● Records for this task:
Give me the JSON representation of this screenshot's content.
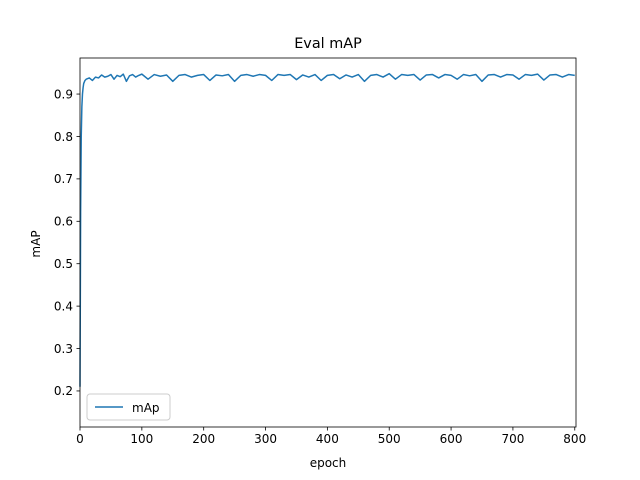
{
  "chart_data": {
    "type": "line",
    "title": "Eval mAP",
    "xlabel": "epoch",
    "ylabel": "mAP",
    "xlim": [
      0,
      802
    ],
    "ylim": [
      0.115,
      0.985
    ],
    "x_ticks": [
      0,
      100,
      200,
      300,
      400,
      500,
      600,
      700,
      800
    ],
    "y_ticks": [
      0.2,
      0.3,
      0.4,
      0.5,
      0.6,
      0.7,
      0.8,
      0.9
    ],
    "grid": false,
    "legend_position": "lower-left",
    "series": [
      {
        "name": "mAp",
        "color": "#1f77b4",
        "x": [
          0,
          1,
          2,
          3,
          4,
          5,
          6,
          8,
          10,
          15,
          20,
          25,
          30,
          35,
          40,
          45,
          50,
          55,
          60,
          65,
          70,
          75,
          80,
          85,
          90,
          95,
          100,
          110,
          120,
          130,
          140,
          150,
          160,
          170,
          180,
          190,
          200,
          210,
          220,
          230,
          240,
          250,
          260,
          270,
          280,
          290,
          300,
          310,
          320,
          330,
          340,
          350,
          360,
          370,
          380,
          390,
          400,
          410,
          420,
          430,
          440,
          450,
          460,
          470,
          480,
          490,
          500,
          510,
          520,
          530,
          540,
          550,
          560,
          570,
          580,
          590,
          600,
          610,
          620,
          630,
          640,
          650,
          660,
          670,
          680,
          690,
          700,
          710,
          720,
          730,
          740,
          750,
          760,
          770,
          780,
          790,
          800
        ],
        "y": [
          0.21,
          0.62,
          0.8,
          0.87,
          0.9,
          0.915,
          0.925,
          0.932,
          0.935,
          0.938,
          0.932,
          0.94,
          0.938,
          0.945,
          0.94,
          0.942,
          0.946,
          0.935,
          0.944,
          0.941,
          0.947,
          0.93,
          0.943,
          0.946,
          0.94,
          0.944,
          0.947,
          0.935,
          0.946,
          0.942,
          0.945,
          0.93,
          0.944,
          0.946,
          0.94,
          0.944,
          0.946,
          0.932,
          0.945,
          0.943,
          0.946,
          0.93,
          0.944,
          0.946,
          0.942,
          0.946,
          0.944,
          0.932,
          0.946,
          0.944,
          0.946,
          0.934,
          0.945,
          0.94,
          0.946,
          0.932,
          0.944,
          0.946,
          0.936,
          0.945,
          0.94,
          0.946,
          0.93,
          0.944,
          0.946,
          0.94,
          0.948,
          0.935,
          0.946,
          0.944,
          0.946,
          0.933,
          0.945,
          0.946,
          0.938,
          0.946,
          0.944,
          0.935,
          0.946,
          0.943,
          0.946,
          0.93,
          0.945,
          0.946,
          0.94,
          0.946,
          0.945,
          0.935,
          0.946,
          0.944,
          0.947,
          0.933,
          0.945,
          0.946,
          0.94,
          0.946,
          0.944
        ]
      }
    ]
  }
}
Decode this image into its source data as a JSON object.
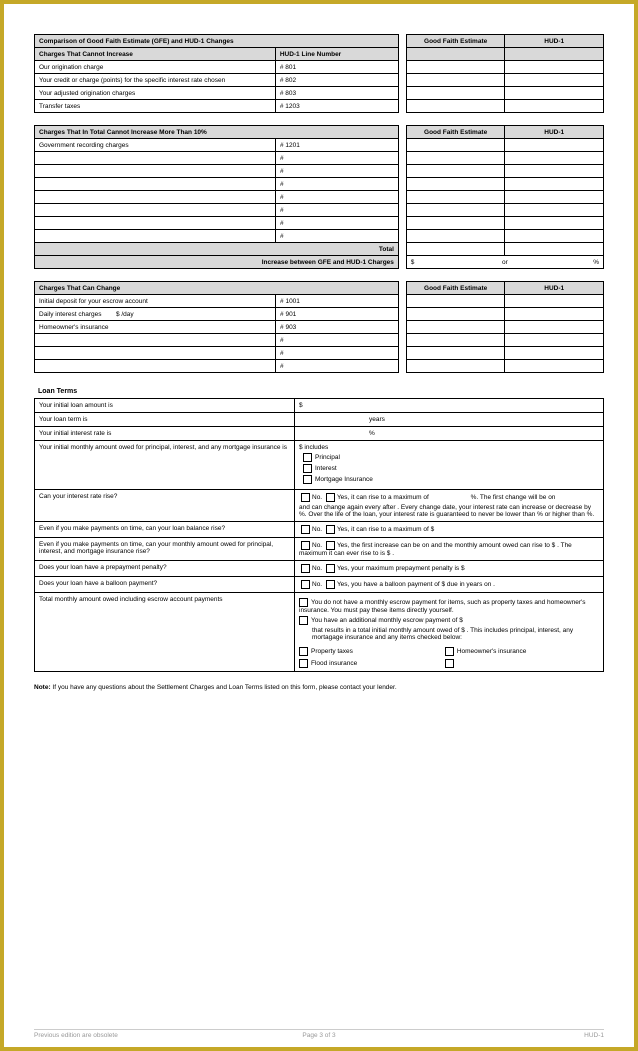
{
  "colors": {
    "border": "#c5a828",
    "header_bg": "#d9d9d9",
    "text": "#000000"
  },
  "section1": {
    "title": "Comparison of Good Faith Estimate (GFE) and HUD-1 Changes",
    "col_gfe": "Good Faith Estimate",
    "col_hud": "HUD-1",
    "sub_label": "Charges That Cannot Increase",
    "sub_col": "HUD-1 Line Number",
    "rows": [
      {
        "label": "Our origination charge",
        "num": "# 801"
      },
      {
        "label": "Your credit or charge (points) for the specific interest rate chosen",
        "num": "# 802"
      },
      {
        "label": "Your adjusted origination charges",
        "num": "# 803"
      },
      {
        "label": "Transfer taxes",
        "num": "# 1203"
      }
    ]
  },
  "section2": {
    "title": "Charges That In Total Cannot Increase More Than 10%",
    "col_gfe": "Good Faith Estimate",
    "col_hud": "HUD-1",
    "rows": [
      {
        "label": "Government recording charges",
        "num": "# 1201"
      },
      {
        "label": "",
        "num": "#"
      },
      {
        "label": "",
        "num": "#"
      },
      {
        "label": "",
        "num": "#"
      },
      {
        "label": "",
        "num": "#"
      },
      {
        "label": "",
        "num": "#"
      },
      {
        "label": "",
        "num": "#"
      },
      {
        "label": "",
        "num": "#"
      }
    ],
    "total_label": "Total",
    "increase_label": "Increase between GFE and HUD-1 Charges",
    "dollar": "$",
    "or": "or",
    "pct": "%"
  },
  "section3": {
    "title": "Charges That Can Change",
    "col_gfe": "Good Faith Estimate",
    "col_hud": "HUD-1",
    "rows": [
      {
        "label": "Initial deposit for your escrow account",
        "mid": "",
        "num": "# 1001"
      },
      {
        "label": "Daily interest charges",
        "mid": "$                                    /day",
        "num": "# 901"
      },
      {
        "label": "Homeowner's insurance",
        "mid": "",
        "num": "# 903"
      },
      {
        "label": "",
        "mid": "",
        "num": "#"
      },
      {
        "label": "",
        "mid": "",
        "num": "#"
      },
      {
        "label": "",
        "mid": "",
        "num": "#"
      }
    ]
  },
  "loan": {
    "header": "Loan Terms",
    "r1_l": "Your initial loan amount is",
    "r1_r": "$",
    "r2_l": "Your loan term is",
    "r2_r": "years",
    "r3_l": "Your initial interest rate is",
    "r3_r": "%",
    "r4_l": "Your initial monthly amount owed for principal, interest, and any mortgage insurance is",
    "r4_r_a": "$                            includes",
    "r4_r_b": "Principal",
    "r4_r_c": "Interest",
    "r4_r_d": "Mortgage Insurance",
    "r5_l": "Can your interest rate rise?",
    "r5_no": "No.",
    "r5_yes": "Yes, it can rise to a maximum of",
    "r5_t1": "%. The first change will be on",
    "r5_t2": "and can change again every                                    after                               . Every change date, your interest rate can increase or decrease by                    %. Over the life of the loan, your interest rate is guaranteed to never be lower than                    % or higher than                %.",
    "r6_l": "Even if you make payments on time, can your loan balance rise?",
    "r6_no": "No.",
    "r6_yes": "Yes, it can rise to a maximum of $",
    "r7_l": "Even if you make payments on time, can your monthly amount owed for principal, interest, and mortgage insurance rise?",
    "r7_no": "No.",
    "r7_yes": "Yes, the first increase can be on                            and the monthly amount owed can rise to $                        . The maximum it can ever rise to is $                              .",
    "r8_l": "Does your loan have a prepayment penalty?",
    "r8_no": "No.",
    "r8_yes": "Yes, your maximum prepayment penalty is $",
    "r9_l": "Does your loan have a balloon payment?",
    "r9_no": "No.",
    "r9_yes": "Yes, you have a balloon payment of $                              due in                  years on                    .",
    "r10_l": "Total monthly amount owed including escrow account payments",
    "r10_a": "You do not have a monthly escrow payment for items, such as property taxes and homeowner's insurance. You must pay these items directly yourself.",
    "r10_b": "You have an additional monthly escrow payment of $",
    "r10_c": "that results in a total initial monthly amount owed of $                              . This includes principal, interest, any mortagage insurance and any items checked below:",
    "r10_d": "Property taxes",
    "r10_e": "Homeowner's insurance",
    "r10_f": "Flood insurance"
  },
  "note": "Note: If you have any questions about the Settlement Charges and Loan Terms listed on this form, please contact your lender.",
  "footer_left": "Previous edition are obsolete",
  "footer_center": "Page 3 of 3",
  "footer_right": "HUD-1"
}
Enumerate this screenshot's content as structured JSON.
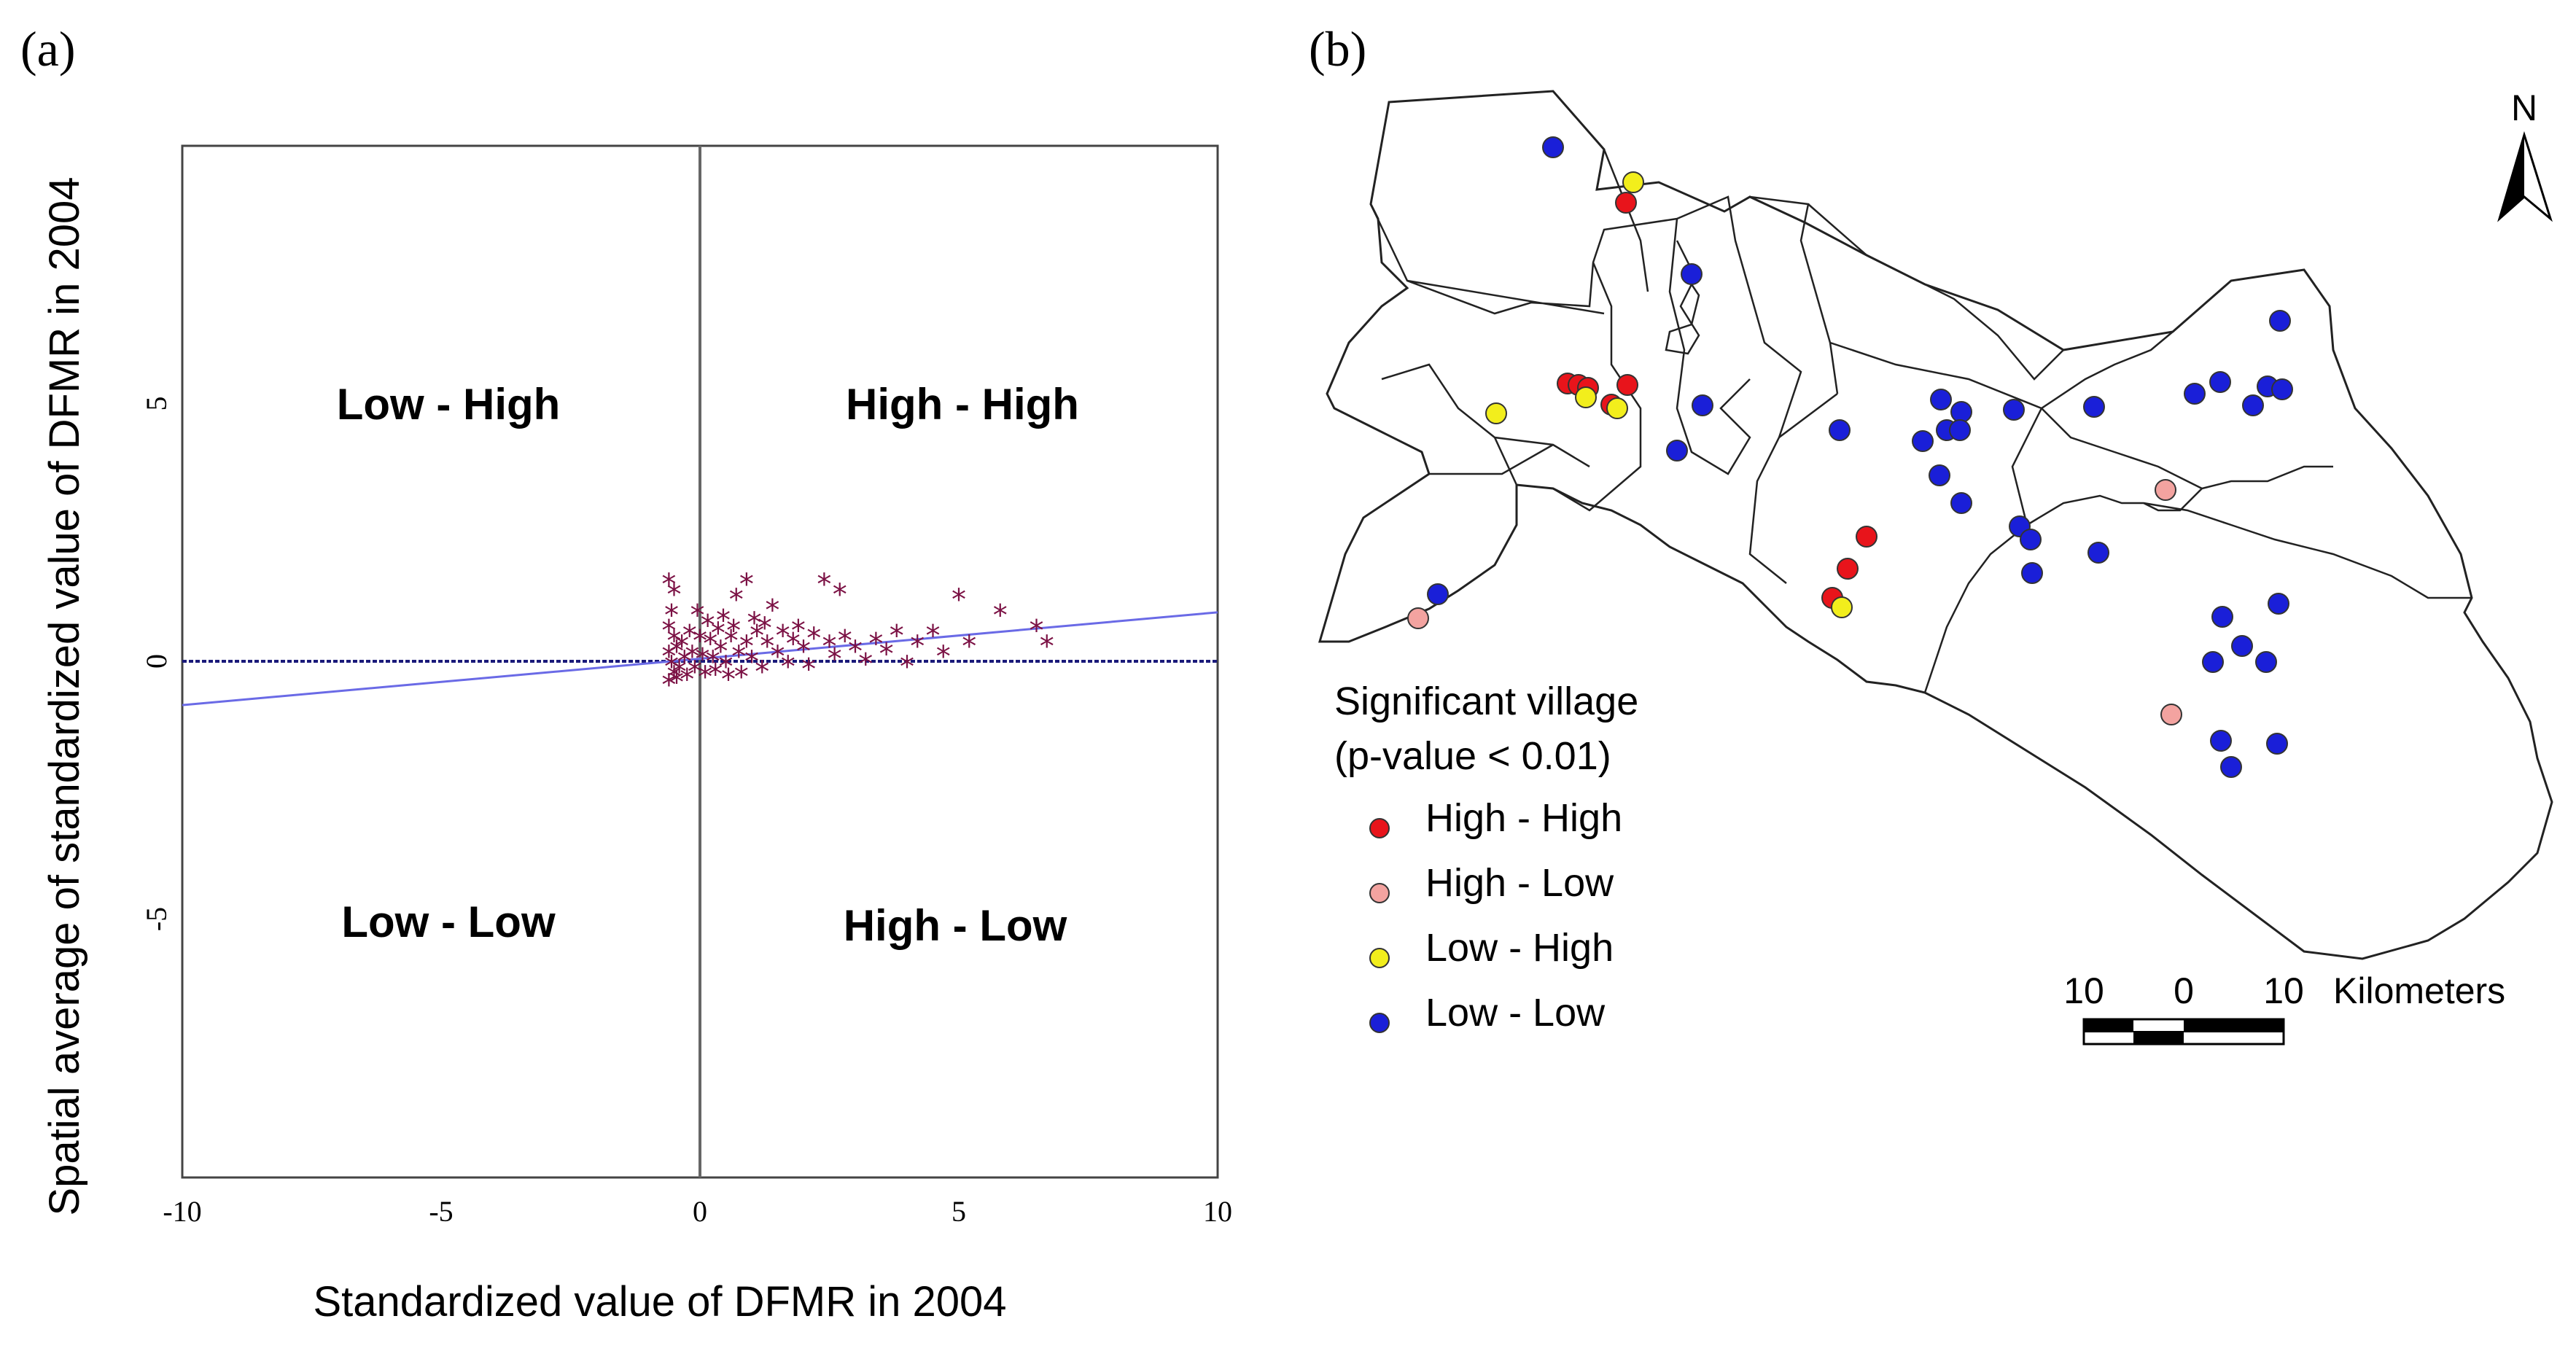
{
  "panel_a_label": "(a)",
  "panel_b_label": "(b)",
  "chart_data": [
    {
      "type": "scatter",
      "panel": "a",
      "xlabel": "Standardized value of DFMR in 2004",
      "ylabel": "Spatial average of standardized value of DFMR in 2004",
      "xlim": [
        -10,
        10
      ],
      "ylim": [
        -10,
        10
      ],
      "xticks": [
        -10,
        -5,
        0,
        5,
        10
      ],
      "yticks": [
        -5,
        0,
        5
      ],
      "grid": false,
      "quadrant_labels": {
        "top_left": "Low - High",
        "top_right": "High - High",
        "bottom_left": "Low - Low",
        "bottom_right": "High - Low"
      },
      "colors": {
        "points": "#7b1144",
        "regression": "#6a6ae6",
        "zero_line": "#1a1a7a",
        "axis": "#555555"
      },
      "regression": {
        "slope": 0.09,
        "intercept": 0.05
      },
      "points": [
        [
          -0.6,
          1.5
        ],
        [
          -0.5,
          1.3
        ],
        [
          -0.55,
          0.9
        ],
        [
          -0.6,
          0.6
        ],
        [
          -0.5,
          0.4
        ],
        [
          -0.45,
          0.2
        ],
        [
          -0.6,
          0.1
        ],
        [
          -0.55,
          -0.1
        ],
        [
          -0.5,
          -0.3
        ],
        [
          -0.6,
          -0.45
        ],
        [
          -0.4,
          -0.2
        ],
        [
          -0.35,
          0.3
        ],
        [
          -0.3,
          0.0
        ],
        [
          -0.25,
          -0.35
        ],
        [
          -0.2,
          0.5
        ],
        [
          -0.15,
          0.1
        ],
        [
          -0.1,
          -0.2
        ],
        [
          0.0,
          0.4
        ],
        [
          0.05,
          0.05
        ],
        [
          0.1,
          -0.3
        ],
        [
          0.2,
          0.35
        ],
        [
          0.25,
          0.0
        ],
        [
          0.3,
          -0.25
        ],
        [
          0.35,
          0.55
        ],
        [
          0.4,
          0.2
        ],
        [
          0.5,
          -0.1
        ],
        [
          0.6,
          0.4
        ],
        [
          0.7,
          1.2
        ],
        [
          0.75,
          0.1
        ],
        [
          0.8,
          -0.3
        ],
        [
          0.9,
          0.3
        ],
        [
          0.9,
          1.5
        ],
        [
          1.0,
          0.0
        ],
        [
          1.1,
          0.5
        ],
        [
          1.2,
          -0.2
        ],
        [
          1.3,
          0.3
        ],
        [
          1.4,
          1.0
        ],
        [
          1.5,
          0.1
        ],
        [
          1.6,
          0.5
        ],
        [
          1.7,
          -0.1
        ],
        [
          1.8,
          0.35
        ],
        [
          1.9,
          0.6
        ],
        [
          2.0,
          0.2
        ],
        [
          2.1,
          -0.15
        ],
        [
          2.2,
          0.45
        ],
        [
          2.4,
          1.5
        ],
        [
          2.5,
          0.3
        ],
        [
          2.6,
          0.05
        ],
        [
          2.7,
          1.3
        ],
        [
          2.8,
          0.4
        ],
        [
          3.0,
          0.2
        ],
        [
          3.2,
          -0.05
        ],
        [
          3.4,
          0.35
        ],
        [
          3.6,
          0.15
        ],
        [
          3.8,
          0.5
        ],
        [
          4.0,
          -0.1
        ],
        [
          4.2,
          0.3
        ],
        [
          4.5,
          0.5
        ],
        [
          4.7,
          0.1
        ],
        [
          5.0,
          1.2
        ],
        [
          5.2,
          0.3
        ],
        [
          5.8,
          0.9
        ],
        [
          6.5,
          0.6
        ],
        [
          6.7,
          0.3
        ],
        [
          -0.05,
          0.9
        ],
        [
          0.15,
          0.7
        ],
        [
          0.45,
          0.8
        ],
        [
          0.65,
          0.6
        ],
        [
          1.05,
          0.75
        ],
        [
          1.25,
          0.65
        ],
        [
          -0.45,
          -0.4
        ],
        [
          0.55,
          -0.35
        ]
      ]
    },
    {
      "type": "map",
      "panel": "b",
      "north_label": "N",
      "legend_title_line1": "Significant village",
      "legend_title_line2": "(p-value < 0.01)",
      "legend": [
        {
          "label": "High - High",
          "color": "#e8141b"
        },
        {
          "label": "High - Low",
          "color": "#f3a3a0"
        },
        {
          "label": "Low - High",
          "color": "#f2ee1c"
        },
        {
          "label": "Low - Low",
          "color": "#1a1fd8"
        }
      ],
      "scale_bar": {
        "ticks": [
          "10",
          "0",
          "10"
        ],
        "unit": "Kilometers"
      }
    }
  ]
}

● The exercise: Scan the data for the word "content" and copy every line where it shows up.

● In response:
Give me the JSON representation of this screenshot's content.
Enumerate this screenshot's content as structured JSON.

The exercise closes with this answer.